Request = Every record must be written out once more, with nothing added or omitted.

Data shown =
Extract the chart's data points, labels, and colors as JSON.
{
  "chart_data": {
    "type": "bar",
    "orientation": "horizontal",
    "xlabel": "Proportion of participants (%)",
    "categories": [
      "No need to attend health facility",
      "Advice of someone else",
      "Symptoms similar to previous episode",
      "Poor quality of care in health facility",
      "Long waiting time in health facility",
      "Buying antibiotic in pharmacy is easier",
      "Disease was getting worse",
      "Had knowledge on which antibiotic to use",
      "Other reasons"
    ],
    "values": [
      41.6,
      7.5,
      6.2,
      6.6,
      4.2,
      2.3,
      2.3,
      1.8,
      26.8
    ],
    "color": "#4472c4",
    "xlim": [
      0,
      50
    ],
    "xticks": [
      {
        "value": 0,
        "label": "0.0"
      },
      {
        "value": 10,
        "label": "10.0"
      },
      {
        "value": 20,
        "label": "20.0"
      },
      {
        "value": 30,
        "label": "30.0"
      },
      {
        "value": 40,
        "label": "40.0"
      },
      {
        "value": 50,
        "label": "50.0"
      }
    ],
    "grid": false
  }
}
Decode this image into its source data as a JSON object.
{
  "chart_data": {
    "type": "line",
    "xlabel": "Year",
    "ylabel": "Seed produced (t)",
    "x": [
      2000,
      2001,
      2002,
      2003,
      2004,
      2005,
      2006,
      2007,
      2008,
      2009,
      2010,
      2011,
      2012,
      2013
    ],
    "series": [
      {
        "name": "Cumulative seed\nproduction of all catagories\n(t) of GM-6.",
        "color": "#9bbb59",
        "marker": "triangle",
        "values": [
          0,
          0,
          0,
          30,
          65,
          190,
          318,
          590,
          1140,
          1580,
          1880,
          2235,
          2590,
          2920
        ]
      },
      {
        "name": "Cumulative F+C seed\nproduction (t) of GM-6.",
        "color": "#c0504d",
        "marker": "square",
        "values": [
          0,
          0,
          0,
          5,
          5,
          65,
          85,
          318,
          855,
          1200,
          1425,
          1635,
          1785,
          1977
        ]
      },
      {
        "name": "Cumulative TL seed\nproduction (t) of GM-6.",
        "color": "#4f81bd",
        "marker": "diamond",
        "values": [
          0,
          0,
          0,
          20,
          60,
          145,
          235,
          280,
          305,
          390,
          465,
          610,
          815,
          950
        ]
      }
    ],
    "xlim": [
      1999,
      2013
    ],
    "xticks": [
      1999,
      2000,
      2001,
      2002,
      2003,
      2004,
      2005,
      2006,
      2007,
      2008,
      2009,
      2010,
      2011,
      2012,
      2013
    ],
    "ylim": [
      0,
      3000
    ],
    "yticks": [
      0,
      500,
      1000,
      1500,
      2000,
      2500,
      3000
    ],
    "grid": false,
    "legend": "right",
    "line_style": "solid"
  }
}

Task response =
Extract the chart's data points, labels, and colors as JSON.
{
  "chart_data": {
    "type": "bar",
    "orientation": "horizontal",
    "xlabel": "Proportion of participants (%)",
    "categories": [
      "No need to attend health facility",
      "Advice of someone else",
      "Symptoms similar to previous episode",
      "Poor quality of care in health facility",
      "Long waiting time in health facility",
      "Buying antibiotic in pharmacy is easier",
      "Disease was getting worse",
      "Had knowledge on which antibiotic to use",
      "Other reasons"
    ],
    "values": [
      41.6,
      7.5,
      6.2,
      6.6,
      4.2,
      2.3,
      2.3,
      1.8,
      26.8
    ],
    "color": "#4472c4",
    "xlim": [
      0,
      50
    ],
    "xticks": [
      {
        "value": 0,
        "label": "0.0"
      },
      {
        "value": 10,
        "label": "10.0"
      },
      {
        "value": 20,
        "label": "20.0"
      },
      {
        "value": 30,
        "label": "30.0"
      },
      {
        "value": 40,
        "label": "40.0"
      },
      {
        "value": 50,
        "label": "50.0"
      }
    ],
    "grid": false
  }
}
Decode this image into its source data as a JSON object.
{
  "chart_data": {
    "type": "line",
    "xlabel": "Year",
    "ylabel": "Seed produced (t)",
    "x": [
      2000,
      2001,
      2002,
      2003,
      2004,
      2005,
      2006,
      2007,
      2008,
      2009,
      2010,
      2011,
      2012,
      2013
    ],
    "series": [
      {
        "name": "Cumulative seed\nproduction of all catagories\n(t) of GM-6.",
        "color": "#9bbb59",
        "marker": "triangle",
        "values": [
          0,
          0,
          0,
          30,
          65,
          190,
          318,
          590,
          1140,
          1580,
          1880,
          2235,
          2590,
          2920
        ]
      },
      {
        "name": "Cumulative F+C seed\nproduction (t) of GM-6.",
        "color": "#c0504d",
        "marker": "square",
        "values": [
          0,
          0,
          0,
          5,
          5,
          65,
          85,
          318,
          855,
          1200,
          1425,
          1635,
          1785,
          1977
        ]
      },
      {
        "name": "Cumulative TL seed\nproduction (t) of GM-6.",
        "color": "#4f81bd",
        "marker": "diamond",
        "values": [
          0,
          0,
          0,
          20,
          60,
          145,
          235,
          280,
          305,
          390,
          465,
          610,
          815,
          950
        ]
      }
    ],
    "xlim": [
      1999,
      2013
    ],
    "xticks": [
      1999,
      2000,
      2001,
      2002,
      2003,
      2004,
      2005,
      2006,
      2007,
      2008,
      2009,
      2010,
      2011,
      2012,
      2013
    ],
    "ylim": [
      0,
      3000
    ],
    "yticks": [
      0,
      500,
      1000,
      1500,
      2000,
      2500,
      3000
    ],
    "grid": false,
    "legend": "right",
    "line_style": "solid"
  }
}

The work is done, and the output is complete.